What you need to do: The answer is one number. Say how many lines in the entries below include the word "werden".

[Document page records]
□ □ □ □

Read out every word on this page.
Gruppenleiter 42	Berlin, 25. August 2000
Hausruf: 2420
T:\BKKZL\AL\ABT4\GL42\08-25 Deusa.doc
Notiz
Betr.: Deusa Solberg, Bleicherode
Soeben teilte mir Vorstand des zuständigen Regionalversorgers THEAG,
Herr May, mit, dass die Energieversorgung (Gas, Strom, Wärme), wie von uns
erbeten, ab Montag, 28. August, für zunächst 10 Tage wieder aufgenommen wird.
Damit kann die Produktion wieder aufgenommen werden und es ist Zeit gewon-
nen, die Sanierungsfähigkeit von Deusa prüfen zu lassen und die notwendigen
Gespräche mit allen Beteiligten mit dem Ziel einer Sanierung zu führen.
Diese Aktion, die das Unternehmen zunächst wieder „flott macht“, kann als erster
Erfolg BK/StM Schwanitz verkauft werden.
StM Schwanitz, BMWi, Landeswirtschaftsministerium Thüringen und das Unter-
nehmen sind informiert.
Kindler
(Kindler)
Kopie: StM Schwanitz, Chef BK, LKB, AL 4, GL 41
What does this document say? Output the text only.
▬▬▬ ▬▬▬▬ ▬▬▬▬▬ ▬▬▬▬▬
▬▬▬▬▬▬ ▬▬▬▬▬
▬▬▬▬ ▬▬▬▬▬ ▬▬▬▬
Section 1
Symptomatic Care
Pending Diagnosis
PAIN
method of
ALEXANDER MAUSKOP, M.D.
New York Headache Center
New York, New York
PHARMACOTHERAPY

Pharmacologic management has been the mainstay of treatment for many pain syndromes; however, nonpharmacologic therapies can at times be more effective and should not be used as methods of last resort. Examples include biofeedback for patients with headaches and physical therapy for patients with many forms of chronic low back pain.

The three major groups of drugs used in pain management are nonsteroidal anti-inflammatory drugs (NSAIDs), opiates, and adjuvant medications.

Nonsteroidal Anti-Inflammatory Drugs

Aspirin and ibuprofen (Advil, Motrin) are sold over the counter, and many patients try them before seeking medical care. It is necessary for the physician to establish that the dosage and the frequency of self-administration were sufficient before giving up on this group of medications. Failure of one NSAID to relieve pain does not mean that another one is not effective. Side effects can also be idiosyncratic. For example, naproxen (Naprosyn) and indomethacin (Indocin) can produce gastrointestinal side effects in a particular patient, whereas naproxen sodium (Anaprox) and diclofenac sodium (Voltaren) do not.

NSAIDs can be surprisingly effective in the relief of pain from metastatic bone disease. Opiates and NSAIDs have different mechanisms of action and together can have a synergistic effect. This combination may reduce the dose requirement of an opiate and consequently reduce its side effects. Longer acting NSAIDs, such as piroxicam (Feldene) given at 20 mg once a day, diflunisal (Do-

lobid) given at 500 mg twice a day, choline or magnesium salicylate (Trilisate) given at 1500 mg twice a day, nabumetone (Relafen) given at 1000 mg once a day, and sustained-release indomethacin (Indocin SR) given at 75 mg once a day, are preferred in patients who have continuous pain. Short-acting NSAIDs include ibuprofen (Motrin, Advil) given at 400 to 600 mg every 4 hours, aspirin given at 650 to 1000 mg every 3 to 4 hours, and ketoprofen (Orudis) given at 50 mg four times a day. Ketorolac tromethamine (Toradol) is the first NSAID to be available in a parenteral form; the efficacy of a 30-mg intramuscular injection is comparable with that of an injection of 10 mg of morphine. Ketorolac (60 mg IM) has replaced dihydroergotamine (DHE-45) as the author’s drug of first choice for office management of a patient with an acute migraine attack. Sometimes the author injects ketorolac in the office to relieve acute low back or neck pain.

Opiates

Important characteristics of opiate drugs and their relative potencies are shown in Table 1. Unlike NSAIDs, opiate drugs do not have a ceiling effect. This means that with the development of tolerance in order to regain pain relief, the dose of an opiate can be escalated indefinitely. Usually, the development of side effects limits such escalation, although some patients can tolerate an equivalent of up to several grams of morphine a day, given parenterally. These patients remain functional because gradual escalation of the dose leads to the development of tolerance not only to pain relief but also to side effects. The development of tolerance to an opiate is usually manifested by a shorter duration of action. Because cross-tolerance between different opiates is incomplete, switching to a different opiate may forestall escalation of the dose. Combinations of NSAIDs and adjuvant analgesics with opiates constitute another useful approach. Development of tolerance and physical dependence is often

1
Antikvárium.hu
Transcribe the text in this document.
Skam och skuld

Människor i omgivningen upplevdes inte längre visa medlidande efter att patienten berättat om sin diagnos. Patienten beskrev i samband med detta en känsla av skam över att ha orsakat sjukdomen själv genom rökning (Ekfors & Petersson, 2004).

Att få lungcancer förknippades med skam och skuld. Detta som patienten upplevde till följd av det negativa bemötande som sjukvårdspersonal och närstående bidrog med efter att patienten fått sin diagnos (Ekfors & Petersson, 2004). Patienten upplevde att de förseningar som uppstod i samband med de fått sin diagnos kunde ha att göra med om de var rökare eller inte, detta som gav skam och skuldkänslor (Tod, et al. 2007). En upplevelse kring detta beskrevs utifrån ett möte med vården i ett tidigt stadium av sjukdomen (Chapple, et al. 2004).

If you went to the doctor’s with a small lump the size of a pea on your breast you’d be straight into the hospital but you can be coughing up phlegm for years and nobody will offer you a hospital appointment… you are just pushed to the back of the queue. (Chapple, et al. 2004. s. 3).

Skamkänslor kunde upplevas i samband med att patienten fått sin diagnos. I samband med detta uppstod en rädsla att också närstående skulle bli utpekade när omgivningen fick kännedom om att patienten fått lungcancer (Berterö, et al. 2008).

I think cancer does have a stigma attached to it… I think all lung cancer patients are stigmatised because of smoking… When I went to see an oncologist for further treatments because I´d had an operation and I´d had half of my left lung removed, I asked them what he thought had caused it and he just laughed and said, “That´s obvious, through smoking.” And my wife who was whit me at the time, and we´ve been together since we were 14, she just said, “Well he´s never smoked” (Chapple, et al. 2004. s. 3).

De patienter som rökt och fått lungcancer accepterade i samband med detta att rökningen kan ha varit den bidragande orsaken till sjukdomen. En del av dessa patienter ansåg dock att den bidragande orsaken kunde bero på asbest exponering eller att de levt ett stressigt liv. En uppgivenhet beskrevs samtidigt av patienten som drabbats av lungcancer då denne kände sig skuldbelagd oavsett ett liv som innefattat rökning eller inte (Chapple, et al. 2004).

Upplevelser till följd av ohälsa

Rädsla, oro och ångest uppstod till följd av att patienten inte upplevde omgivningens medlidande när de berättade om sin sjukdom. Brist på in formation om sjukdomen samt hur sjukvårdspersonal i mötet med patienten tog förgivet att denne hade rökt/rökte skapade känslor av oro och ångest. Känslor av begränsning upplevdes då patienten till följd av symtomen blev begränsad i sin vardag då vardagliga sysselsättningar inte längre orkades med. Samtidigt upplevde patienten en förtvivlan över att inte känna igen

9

□ □ □ □

Answer to this exercise: 2